## What you should do
Each entry has to be copied exactly, with nothing missed.

- - - - -

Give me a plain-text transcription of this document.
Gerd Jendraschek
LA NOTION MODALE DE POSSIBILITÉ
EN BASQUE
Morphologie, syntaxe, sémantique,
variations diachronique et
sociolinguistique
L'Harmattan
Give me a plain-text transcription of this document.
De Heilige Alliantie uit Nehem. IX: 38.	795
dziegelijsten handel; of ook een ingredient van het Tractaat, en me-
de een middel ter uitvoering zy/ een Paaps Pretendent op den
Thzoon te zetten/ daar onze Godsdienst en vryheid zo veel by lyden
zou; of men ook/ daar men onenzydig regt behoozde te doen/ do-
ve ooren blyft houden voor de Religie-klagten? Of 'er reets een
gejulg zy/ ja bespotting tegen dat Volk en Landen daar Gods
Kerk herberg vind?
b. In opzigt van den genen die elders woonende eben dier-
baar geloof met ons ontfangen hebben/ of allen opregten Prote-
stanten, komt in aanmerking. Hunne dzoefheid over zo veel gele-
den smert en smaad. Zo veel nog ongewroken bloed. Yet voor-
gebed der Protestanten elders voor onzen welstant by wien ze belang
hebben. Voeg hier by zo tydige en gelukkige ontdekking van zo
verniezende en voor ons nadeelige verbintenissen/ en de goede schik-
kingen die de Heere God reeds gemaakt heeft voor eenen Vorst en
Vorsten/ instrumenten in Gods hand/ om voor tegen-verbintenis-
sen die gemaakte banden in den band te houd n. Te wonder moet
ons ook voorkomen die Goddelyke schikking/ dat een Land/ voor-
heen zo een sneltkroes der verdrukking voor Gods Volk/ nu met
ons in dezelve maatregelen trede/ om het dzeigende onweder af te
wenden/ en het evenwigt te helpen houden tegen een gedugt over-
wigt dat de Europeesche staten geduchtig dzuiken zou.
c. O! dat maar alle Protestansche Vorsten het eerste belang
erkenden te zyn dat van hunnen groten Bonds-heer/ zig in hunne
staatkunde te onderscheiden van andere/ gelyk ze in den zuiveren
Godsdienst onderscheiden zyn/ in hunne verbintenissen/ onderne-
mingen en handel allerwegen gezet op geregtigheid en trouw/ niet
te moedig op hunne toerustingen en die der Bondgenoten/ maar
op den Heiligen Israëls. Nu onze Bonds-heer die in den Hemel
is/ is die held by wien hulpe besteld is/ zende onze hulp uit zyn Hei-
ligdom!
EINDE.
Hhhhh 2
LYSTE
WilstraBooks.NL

- - - - -

## Correct response
Give me a plain-text transcription of this document.
Gerd Jendraschek
LA NOTION MODALE DE POSSIBILITÉ
EN BASQUE
Morphologie, syntaxe, sémantique,
variations diachronique et
sociolinguistique
L'Harmattan
Give me a plain-text transcription of this document.
De Heilige Alliantie uit Nehem. IX: 38.	795
dziegelijsten handel; of ook een ingredient van het Tractaat, en me-
de een middel ter uitvoering zy/ een Paaps Pretendent op den
Thzoon te zetten/ daar onze Godsdienst en vryheid zo veel by lyden
zou; of men ook/ daar men onenzydig regt behoozde te doen/ do-
ve ooren blyft houden voor de Religie-klagten? Of 'er reets een
gejulg zy/ ja bespotting tegen dat Volk en Landen daar Gods
Kerk herberg vind?
b. In opzigt van den genen die elders woonende eben dier-
baar geloof met ons ontfangen hebben/ of allen opregten Prote-
stanten, komt in aanmerking. Hunne dzoefheid over zo veel gele-
den smert en smaad. Zo veel nog ongewroken bloed. Yet voor-
gebed der Protestanten elders voor onzen welstant by wien ze belang
hebben. Voeg hier by zo tydige en gelukkige ontdekking van zo
verniezende en voor ons nadeelige verbintenissen/ en de goede schik-
kingen die de Heere God reeds gemaakt heeft voor eenen Vorst en
Vorsten/ instrumenten in Gods hand/ om voor tegen-verbintenis-
sen die gemaakte banden in den band te houd n. Te wonder moet
ons ook voorkomen die Goddelyke schikking/ dat een Land/ voor-
heen zo een sneltkroes der verdrukking voor Gods Volk/ nu met
ons in dezelve maatregelen trede/ om het dzeigende onweder af te
wenden/ en het evenwigt te helpen houden tegen een gedugt over-
wigt dat de Europeesche staten geduchtig dzuiken zou.
c. O! dat maar alle Protestansche Vorsten het eerste belang
erkenden te zyn dat van hunnen groten Bonds-heer/ zig in hunne
staatkunde te onderscheiden van andere/ gelyk ze in den zuiveren
Godsdienst onderscheiden zyn/ in hunne verbintenissen/ onderne-
mingen en handel allerwegen gezet op geregtigheid en trouw/ niet
te moedig op hunne toerustingen en die der Bondgenoten/ maar
op den Heiligen Israëls. Nu onze Bonds-heer die in den Hemel
is/ is die held by wien hulpe besteld is/ zende onze hulp uit zyn Hei-
ligdom!
EINDE.
Hhhhh 2
LYSTE
WilstraBooks.NL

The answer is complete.